→ **Problem**: Copy out each line in the material below that has the word "Collector".

-*-*-

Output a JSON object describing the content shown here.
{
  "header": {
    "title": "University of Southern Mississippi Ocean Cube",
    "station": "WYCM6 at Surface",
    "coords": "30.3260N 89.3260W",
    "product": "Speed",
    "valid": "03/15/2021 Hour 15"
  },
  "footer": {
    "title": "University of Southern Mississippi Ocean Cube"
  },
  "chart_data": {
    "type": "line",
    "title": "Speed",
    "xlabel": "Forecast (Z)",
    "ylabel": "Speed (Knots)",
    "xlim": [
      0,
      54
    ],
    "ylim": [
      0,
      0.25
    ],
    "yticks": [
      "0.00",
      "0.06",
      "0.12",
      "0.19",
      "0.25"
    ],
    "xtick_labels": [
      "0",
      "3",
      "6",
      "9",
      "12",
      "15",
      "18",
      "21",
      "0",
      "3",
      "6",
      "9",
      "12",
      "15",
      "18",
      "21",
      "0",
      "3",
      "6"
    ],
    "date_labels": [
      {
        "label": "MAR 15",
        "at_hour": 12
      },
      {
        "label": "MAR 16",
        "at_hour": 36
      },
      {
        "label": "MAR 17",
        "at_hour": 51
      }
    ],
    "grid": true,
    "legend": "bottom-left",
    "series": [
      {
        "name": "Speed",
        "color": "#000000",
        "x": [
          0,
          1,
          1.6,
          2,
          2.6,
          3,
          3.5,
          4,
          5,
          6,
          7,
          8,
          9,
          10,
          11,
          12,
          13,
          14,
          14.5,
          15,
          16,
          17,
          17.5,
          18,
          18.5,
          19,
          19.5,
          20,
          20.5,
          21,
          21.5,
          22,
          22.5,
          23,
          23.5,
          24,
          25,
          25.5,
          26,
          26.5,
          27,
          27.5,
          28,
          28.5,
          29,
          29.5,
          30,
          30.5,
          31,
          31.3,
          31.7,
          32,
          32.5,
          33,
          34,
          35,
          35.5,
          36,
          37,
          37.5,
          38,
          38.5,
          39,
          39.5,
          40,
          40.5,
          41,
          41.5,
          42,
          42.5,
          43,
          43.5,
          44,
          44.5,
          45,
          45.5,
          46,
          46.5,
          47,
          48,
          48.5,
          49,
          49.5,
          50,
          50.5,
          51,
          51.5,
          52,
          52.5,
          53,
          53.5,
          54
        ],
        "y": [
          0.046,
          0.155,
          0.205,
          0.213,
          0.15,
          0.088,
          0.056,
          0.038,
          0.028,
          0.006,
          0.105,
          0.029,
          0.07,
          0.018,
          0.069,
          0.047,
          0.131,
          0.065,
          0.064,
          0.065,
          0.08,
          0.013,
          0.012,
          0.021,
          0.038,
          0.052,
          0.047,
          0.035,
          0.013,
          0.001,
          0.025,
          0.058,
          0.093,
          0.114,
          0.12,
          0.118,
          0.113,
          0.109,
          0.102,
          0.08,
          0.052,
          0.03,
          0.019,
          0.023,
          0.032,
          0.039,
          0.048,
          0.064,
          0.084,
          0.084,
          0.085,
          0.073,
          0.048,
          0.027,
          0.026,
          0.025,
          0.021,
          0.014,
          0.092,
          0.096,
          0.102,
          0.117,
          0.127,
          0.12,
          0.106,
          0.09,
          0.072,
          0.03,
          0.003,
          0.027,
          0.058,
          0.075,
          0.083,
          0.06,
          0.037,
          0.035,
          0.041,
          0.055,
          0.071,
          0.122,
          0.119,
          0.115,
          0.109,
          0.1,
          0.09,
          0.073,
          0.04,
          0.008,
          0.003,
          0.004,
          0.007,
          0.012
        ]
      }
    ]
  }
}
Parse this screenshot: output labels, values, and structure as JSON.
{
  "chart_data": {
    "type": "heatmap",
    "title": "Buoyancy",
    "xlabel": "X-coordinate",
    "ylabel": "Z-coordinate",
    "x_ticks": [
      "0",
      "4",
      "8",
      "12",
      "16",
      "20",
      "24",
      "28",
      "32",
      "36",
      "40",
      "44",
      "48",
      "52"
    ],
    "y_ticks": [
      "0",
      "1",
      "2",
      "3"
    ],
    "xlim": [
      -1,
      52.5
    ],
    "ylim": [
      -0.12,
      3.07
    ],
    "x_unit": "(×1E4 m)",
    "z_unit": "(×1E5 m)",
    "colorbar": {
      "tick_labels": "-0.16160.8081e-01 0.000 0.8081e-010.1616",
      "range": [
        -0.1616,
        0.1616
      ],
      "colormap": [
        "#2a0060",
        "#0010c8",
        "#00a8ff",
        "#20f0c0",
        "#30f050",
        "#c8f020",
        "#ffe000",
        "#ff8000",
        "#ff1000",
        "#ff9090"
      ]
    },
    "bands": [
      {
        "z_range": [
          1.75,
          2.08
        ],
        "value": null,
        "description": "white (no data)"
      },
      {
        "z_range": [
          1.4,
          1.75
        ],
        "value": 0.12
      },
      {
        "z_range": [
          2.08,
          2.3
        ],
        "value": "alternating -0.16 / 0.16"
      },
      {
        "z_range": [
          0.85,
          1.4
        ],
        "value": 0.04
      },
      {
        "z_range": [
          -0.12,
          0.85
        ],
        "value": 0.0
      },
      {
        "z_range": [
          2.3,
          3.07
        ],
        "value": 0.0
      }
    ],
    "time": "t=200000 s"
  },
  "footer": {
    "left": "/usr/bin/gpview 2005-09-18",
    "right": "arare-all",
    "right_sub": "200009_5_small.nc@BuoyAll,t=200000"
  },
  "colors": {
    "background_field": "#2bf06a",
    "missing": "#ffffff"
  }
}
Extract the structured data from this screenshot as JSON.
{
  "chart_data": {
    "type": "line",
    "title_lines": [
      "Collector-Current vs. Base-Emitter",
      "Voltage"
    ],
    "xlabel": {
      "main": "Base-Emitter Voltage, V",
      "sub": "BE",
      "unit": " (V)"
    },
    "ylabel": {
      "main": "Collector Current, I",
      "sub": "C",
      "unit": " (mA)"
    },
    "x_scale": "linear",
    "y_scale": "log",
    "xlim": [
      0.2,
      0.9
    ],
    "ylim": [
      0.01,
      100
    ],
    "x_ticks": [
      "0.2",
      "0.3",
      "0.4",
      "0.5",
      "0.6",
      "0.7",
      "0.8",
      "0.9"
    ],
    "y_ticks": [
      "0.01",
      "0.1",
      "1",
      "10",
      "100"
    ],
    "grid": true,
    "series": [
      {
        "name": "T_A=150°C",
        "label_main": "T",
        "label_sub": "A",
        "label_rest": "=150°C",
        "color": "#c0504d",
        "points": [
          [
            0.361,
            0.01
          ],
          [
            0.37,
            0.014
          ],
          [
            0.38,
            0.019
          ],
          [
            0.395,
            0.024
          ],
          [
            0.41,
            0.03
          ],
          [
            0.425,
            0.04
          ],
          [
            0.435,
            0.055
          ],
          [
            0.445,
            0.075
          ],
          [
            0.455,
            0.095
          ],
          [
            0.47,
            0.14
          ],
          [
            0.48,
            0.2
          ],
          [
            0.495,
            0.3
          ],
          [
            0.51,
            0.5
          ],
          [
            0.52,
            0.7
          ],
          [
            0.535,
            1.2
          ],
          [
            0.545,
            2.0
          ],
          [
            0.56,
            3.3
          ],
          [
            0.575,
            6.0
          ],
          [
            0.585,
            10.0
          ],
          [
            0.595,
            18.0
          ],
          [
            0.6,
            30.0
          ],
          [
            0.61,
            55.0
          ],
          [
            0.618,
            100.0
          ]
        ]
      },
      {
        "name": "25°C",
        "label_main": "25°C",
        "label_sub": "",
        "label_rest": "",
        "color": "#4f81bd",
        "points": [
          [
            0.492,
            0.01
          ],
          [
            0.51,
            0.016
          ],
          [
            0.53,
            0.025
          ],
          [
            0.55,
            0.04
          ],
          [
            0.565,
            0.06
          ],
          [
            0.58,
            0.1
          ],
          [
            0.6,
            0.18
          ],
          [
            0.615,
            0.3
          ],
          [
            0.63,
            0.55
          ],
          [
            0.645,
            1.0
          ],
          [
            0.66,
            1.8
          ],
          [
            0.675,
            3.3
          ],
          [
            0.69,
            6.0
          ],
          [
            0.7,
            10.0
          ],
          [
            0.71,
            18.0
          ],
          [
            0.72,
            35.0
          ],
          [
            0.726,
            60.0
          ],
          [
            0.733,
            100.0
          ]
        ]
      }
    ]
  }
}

-*-*-

→ **Expected answer**:
      "Collector-Current vs. Base-Emitter",
      "main": "Collector Current, I",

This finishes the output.